そして、大きな夢や志は、ときに「怒り」によって成し遂げられた。



願望や想いは、それが真剣であればあるほど、
大きければ大きいほど、
開いていれば開いているほど、
叫びや祈り、誓いといったものに変容していく。
逆に、自分の内から湧いてくるものが、叫び・祈り・誓いになってくれば、それは本物だ。
すでに容易に砕けるものではなくなっている。

また、願望は怒りにも変じる。
それは感情的な怒りというより、理性の怒りだ。
例えばガンジーやキング牧師といった人たちがあれらのことを成し遂げた底流には、
静かで透明でとてつもなく大きな怒りがあったのではないか。

それはあからさまに自分に向けられる抵抗や妨害、嫉妬、誤解、無視などへの怒り。
どこからともなく現れてきて重く漂う無気力や冷笑、あきらめ、恐怖、保身主義などへの怒りだ。
この怒りは正義を断じて行わねばならいという気持ちの裏返しでもある。

仏像にも「忿怒(ふんぬ)の形相」をしたものを多く見かける。

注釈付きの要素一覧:
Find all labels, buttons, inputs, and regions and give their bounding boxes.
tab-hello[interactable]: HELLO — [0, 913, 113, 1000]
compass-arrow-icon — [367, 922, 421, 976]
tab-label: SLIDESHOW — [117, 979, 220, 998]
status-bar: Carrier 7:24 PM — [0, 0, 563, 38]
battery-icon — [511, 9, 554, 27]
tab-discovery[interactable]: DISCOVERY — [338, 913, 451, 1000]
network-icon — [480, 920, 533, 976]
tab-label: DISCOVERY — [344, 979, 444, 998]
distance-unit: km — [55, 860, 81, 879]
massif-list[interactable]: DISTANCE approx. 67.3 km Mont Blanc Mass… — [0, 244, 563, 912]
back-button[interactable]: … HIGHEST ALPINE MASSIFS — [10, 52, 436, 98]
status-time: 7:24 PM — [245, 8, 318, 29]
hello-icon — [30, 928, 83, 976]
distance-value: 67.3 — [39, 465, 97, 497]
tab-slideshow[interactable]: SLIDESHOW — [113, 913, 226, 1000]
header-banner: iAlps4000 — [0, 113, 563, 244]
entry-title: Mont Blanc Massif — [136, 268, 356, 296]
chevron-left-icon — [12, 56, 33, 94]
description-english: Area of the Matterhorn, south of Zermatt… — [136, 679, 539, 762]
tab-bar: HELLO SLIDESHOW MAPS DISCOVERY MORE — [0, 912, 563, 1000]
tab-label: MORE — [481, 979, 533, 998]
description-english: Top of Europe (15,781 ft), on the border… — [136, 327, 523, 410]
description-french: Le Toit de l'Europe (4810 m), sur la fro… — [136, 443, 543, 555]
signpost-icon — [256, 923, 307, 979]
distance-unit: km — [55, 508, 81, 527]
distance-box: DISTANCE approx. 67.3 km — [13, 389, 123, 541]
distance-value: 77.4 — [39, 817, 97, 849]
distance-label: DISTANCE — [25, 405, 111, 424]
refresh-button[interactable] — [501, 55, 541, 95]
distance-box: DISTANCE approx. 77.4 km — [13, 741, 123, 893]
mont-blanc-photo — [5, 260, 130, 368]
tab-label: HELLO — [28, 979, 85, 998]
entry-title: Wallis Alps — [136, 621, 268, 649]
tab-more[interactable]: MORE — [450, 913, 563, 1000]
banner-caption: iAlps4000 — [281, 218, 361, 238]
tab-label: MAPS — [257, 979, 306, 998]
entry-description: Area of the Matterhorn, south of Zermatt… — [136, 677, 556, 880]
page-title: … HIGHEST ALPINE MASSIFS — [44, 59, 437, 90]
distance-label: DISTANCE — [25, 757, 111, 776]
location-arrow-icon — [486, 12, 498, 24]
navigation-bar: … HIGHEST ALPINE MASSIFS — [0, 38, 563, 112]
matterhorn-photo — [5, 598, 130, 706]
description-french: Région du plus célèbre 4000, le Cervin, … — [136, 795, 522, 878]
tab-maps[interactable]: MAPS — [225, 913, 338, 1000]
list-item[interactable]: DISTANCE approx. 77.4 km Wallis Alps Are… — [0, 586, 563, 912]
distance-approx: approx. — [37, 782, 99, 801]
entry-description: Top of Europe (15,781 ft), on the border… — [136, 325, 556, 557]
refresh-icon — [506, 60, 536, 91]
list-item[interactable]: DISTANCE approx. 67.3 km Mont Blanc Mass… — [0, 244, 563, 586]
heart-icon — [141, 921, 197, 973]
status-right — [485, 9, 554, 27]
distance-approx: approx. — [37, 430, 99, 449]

以下の課題
**1)** 願望と怒りについての文章のうち、「それは感情的な怒りというより、理性の怒りだ。」から「怖、保身主義などへの怒りだ。」までの部分を、一字も変えずに書き写してください。
**2)** 願望と怒りについての文章を、最後の文のあとから書き継いでください。
記録は、それだけで独立した資料です。

課題ごとの結果
**1)**
それは感情的な怒りというより、理性の怒りだ。
例えばガンジーやキング牧師といった人たちがあれらのことを成し遂げた底流には、
静かで透明でとてつもなく大きな怒りがあったのではないか。

それはあからさまに自分に向けられる抵抗や妨害、嫉妬、誤解、無視などへの怒り。
どこからともなく現れてきて重く漂う無気力や冷笑、あきらめ、恐怖、保身主義などへの怒りだ。

**2)**
あれは悪鬼を追い払い、
弱い衆生の心を叱咤激励するための慈悲の次元から発せられる怒りの相だ。

本当に真剣に事の成就のために闘おうとすれば、ときに怒らねばならない。
岡本太郎は「怒り」についてこう書いている。

「眼にふれ、手にさわる、すべてに猛烈に働きかけ、体当たりする。
ひろく、積極的な人間像を自分自身につかむために。
純粋な衝動である。
そんな情熱が激しく噴出するとき、それは憤りの相を呈する。
だから、私は怒る。また、大いに怒らねばならないと思っているのだ。

私は今日、憤るという純粋さを失い、怒るべきときに怒らないことによって、
すくみ合い、妥協し、堕落している一般的なずるさと倦怠が腹立たしい。
世の中が怒りを失っていることに、憤りを感じるのだ。

ところで、私は怒りといったが、早のみこみしてもらいたくない。
同じ怒りといってもさまざまな質、広さ、その段階があるからだ。
たいていの場合は、日常のウップンだ。
足をふまれたとか、あいつ変なことを言いやがったとか、目つきがわるいなど……たわいない。
そして自分の小ささや弱みにふれられたときなど、インにこもる。
だがそういう個人の、腹の虫の問題ではない。
人間として、人間に対する憤り。
もっと壮烈で、ひろくて、純粋なヤツを私はけしかけるのだ」。